- What to do: Scan the entries below for the word "document". Copy each line that has it.

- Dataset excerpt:
==*==
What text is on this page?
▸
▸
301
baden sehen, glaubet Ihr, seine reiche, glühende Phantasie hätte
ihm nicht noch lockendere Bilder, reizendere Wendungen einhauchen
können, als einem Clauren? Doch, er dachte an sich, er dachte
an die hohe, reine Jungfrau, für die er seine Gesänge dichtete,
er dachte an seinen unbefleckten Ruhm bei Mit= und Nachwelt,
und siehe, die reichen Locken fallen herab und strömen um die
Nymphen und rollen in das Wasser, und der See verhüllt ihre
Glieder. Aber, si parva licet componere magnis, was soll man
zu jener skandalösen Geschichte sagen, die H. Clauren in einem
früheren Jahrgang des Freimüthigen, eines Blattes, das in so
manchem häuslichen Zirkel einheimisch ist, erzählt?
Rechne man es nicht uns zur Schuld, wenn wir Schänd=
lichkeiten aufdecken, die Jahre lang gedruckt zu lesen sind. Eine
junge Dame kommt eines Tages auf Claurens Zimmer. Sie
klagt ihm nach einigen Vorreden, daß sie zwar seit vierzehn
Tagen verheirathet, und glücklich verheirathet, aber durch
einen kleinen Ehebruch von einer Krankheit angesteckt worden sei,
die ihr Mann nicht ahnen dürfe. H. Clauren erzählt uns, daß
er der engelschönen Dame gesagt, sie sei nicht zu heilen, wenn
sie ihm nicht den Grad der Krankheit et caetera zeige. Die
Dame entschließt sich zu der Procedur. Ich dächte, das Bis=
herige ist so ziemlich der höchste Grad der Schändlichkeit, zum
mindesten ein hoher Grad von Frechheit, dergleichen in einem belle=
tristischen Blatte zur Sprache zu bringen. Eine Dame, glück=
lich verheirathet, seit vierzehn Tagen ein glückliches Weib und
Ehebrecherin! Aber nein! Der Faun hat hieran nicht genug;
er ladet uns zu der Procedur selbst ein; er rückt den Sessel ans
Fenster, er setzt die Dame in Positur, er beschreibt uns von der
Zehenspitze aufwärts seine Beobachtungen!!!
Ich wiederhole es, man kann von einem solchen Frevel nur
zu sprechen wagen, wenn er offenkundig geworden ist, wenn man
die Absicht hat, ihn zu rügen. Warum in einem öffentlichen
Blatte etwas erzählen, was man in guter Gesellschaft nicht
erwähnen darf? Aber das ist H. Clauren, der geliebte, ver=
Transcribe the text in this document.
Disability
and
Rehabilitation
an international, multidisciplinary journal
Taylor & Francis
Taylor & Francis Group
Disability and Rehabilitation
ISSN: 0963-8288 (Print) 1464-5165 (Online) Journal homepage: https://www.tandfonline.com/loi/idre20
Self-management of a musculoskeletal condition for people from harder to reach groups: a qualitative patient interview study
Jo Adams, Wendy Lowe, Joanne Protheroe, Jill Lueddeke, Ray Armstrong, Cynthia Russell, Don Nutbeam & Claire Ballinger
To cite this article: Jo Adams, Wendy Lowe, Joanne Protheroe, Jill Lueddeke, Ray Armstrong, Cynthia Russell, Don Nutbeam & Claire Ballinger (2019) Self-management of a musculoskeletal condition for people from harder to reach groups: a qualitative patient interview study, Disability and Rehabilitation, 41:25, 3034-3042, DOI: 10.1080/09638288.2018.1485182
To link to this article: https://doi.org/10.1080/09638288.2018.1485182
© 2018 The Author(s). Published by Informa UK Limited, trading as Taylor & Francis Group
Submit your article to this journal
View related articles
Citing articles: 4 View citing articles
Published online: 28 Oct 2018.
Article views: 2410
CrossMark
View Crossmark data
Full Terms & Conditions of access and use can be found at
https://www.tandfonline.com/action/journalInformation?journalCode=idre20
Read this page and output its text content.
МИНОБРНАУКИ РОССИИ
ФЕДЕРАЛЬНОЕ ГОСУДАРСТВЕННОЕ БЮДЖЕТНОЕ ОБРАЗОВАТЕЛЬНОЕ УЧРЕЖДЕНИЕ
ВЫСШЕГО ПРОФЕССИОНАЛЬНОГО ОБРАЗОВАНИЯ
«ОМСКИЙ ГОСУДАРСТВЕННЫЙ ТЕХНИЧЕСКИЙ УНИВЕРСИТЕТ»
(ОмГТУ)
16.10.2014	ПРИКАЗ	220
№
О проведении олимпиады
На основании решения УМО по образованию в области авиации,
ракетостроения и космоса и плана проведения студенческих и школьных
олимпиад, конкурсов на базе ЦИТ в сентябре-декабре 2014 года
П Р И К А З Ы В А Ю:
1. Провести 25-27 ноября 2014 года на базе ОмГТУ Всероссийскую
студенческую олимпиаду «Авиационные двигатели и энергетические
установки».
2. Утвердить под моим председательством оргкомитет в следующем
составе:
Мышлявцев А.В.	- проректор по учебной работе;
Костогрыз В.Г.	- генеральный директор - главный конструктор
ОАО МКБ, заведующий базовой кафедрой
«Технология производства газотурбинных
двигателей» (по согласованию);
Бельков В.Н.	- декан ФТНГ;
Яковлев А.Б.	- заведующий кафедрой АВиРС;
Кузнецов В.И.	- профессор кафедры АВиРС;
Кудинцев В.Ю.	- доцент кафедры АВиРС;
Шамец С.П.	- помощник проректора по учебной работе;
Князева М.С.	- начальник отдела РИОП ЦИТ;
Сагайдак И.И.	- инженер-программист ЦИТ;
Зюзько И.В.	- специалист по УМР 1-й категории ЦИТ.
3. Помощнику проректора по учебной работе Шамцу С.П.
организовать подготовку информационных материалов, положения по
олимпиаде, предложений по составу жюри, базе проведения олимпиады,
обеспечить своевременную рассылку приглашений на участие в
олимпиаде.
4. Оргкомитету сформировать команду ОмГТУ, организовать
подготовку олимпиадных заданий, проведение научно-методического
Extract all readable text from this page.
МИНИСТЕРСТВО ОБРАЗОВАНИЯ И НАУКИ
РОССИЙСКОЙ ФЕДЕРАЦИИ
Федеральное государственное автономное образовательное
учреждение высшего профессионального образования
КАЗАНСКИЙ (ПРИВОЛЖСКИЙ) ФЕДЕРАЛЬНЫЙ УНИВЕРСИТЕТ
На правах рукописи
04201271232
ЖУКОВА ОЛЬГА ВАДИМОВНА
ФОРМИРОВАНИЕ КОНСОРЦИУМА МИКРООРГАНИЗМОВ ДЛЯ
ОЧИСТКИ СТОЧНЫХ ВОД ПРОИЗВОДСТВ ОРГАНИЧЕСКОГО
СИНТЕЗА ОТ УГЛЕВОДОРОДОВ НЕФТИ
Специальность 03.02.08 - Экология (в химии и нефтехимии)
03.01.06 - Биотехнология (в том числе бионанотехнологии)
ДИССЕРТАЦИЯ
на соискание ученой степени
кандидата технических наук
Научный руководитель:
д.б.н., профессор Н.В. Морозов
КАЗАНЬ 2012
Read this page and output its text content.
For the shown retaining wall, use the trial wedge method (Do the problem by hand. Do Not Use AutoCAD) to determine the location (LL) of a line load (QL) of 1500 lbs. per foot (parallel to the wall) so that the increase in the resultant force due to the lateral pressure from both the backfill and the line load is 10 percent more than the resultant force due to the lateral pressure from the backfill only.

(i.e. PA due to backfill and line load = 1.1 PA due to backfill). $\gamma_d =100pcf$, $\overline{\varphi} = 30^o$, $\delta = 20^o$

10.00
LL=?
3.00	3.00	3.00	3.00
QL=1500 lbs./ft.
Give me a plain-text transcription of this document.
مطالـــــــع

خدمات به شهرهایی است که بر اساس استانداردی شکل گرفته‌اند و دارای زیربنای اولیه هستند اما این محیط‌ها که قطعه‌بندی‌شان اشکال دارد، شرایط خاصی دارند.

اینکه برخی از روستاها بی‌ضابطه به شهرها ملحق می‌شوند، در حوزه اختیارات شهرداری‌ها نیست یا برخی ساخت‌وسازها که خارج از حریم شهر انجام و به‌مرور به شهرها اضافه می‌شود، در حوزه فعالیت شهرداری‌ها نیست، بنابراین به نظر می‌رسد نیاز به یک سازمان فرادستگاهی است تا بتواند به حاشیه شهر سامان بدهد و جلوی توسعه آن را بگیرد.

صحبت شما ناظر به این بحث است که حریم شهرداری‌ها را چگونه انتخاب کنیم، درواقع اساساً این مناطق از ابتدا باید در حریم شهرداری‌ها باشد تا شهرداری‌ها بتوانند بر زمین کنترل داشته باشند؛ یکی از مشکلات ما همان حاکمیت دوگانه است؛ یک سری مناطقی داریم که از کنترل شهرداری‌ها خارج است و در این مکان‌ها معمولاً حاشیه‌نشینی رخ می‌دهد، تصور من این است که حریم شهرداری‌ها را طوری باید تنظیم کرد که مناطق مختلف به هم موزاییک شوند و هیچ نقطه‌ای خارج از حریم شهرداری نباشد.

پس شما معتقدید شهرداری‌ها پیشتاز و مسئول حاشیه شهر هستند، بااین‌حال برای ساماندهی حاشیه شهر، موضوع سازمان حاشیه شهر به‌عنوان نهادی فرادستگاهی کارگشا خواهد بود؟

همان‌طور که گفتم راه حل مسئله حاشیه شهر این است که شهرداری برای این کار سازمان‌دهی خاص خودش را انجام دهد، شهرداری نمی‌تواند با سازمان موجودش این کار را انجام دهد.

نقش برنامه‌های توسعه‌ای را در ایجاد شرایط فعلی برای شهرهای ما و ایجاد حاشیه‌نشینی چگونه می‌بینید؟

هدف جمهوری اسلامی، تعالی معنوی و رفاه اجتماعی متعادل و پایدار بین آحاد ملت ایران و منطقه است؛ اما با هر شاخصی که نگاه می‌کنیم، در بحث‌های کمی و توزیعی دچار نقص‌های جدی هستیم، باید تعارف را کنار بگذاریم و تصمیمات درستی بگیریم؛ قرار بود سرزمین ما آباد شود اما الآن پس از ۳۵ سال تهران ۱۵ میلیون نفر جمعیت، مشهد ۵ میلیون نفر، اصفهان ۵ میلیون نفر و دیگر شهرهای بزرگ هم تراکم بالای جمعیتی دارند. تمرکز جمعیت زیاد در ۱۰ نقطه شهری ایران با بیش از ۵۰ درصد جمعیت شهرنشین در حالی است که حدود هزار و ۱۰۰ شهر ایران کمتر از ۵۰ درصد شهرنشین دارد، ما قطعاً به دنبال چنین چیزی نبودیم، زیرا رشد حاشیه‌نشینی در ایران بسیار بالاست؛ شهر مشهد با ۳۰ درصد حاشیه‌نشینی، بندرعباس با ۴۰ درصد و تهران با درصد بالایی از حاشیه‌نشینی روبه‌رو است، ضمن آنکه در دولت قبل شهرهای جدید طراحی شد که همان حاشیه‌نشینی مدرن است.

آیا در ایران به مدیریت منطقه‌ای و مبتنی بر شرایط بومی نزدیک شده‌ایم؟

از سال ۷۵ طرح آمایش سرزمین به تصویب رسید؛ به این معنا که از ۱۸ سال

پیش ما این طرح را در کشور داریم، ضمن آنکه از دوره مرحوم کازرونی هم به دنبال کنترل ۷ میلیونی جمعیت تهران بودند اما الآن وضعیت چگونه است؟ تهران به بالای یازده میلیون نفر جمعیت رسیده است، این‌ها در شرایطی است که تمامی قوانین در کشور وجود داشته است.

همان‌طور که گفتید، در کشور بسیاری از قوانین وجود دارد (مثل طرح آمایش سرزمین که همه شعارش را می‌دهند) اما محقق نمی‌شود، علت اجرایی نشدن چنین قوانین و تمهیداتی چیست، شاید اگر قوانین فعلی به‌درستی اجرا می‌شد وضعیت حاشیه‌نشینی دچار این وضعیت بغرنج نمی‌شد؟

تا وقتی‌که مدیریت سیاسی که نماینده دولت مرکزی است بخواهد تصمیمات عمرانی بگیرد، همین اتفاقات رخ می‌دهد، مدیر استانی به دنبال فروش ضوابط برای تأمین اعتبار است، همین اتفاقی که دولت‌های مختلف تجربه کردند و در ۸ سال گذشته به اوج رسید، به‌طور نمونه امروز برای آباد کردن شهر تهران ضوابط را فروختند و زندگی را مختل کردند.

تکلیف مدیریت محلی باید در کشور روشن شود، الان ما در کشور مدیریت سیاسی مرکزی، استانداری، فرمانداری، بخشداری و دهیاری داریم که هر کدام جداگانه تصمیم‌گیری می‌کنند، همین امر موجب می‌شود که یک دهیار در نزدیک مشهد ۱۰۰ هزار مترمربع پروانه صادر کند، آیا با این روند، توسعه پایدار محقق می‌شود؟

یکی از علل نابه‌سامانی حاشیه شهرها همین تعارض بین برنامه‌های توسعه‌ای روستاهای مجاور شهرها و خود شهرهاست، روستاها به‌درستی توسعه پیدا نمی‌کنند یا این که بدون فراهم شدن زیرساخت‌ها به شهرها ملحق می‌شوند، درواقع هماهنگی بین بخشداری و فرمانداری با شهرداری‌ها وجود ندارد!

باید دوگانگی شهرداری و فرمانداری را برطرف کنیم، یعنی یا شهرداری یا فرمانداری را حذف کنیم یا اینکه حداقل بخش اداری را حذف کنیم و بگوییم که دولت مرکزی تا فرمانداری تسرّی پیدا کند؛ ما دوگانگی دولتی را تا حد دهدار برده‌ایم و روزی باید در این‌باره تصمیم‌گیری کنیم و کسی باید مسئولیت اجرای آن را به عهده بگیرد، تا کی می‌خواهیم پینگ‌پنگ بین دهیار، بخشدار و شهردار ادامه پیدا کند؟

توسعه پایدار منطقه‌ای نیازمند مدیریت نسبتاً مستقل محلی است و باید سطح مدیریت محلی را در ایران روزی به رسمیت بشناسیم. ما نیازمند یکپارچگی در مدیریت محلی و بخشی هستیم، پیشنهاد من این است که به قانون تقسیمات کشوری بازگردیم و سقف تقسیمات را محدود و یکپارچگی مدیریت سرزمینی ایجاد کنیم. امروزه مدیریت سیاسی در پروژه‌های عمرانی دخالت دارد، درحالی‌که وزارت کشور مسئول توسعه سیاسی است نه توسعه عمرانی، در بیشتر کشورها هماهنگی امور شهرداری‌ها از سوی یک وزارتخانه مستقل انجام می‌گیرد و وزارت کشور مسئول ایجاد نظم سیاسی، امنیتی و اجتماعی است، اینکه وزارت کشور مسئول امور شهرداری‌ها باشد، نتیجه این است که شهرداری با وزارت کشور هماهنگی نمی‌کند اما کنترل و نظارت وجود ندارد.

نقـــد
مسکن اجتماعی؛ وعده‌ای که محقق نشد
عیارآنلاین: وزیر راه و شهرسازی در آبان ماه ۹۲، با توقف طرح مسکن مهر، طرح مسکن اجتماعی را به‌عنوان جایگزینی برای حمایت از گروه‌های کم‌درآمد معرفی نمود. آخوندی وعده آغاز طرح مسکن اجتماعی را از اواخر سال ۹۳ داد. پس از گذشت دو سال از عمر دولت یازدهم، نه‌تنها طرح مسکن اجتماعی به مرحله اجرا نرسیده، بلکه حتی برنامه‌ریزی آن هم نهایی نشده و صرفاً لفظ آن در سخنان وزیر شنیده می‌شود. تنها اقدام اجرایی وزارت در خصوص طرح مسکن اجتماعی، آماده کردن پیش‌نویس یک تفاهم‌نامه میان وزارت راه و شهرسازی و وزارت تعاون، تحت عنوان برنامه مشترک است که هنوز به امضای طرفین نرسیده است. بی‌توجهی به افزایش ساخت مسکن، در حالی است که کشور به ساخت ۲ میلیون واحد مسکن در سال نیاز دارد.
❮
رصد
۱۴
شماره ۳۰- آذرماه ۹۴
==*==
- Full answer:
Transcribe the text in this document.
Give me a plain-text transcription of this document.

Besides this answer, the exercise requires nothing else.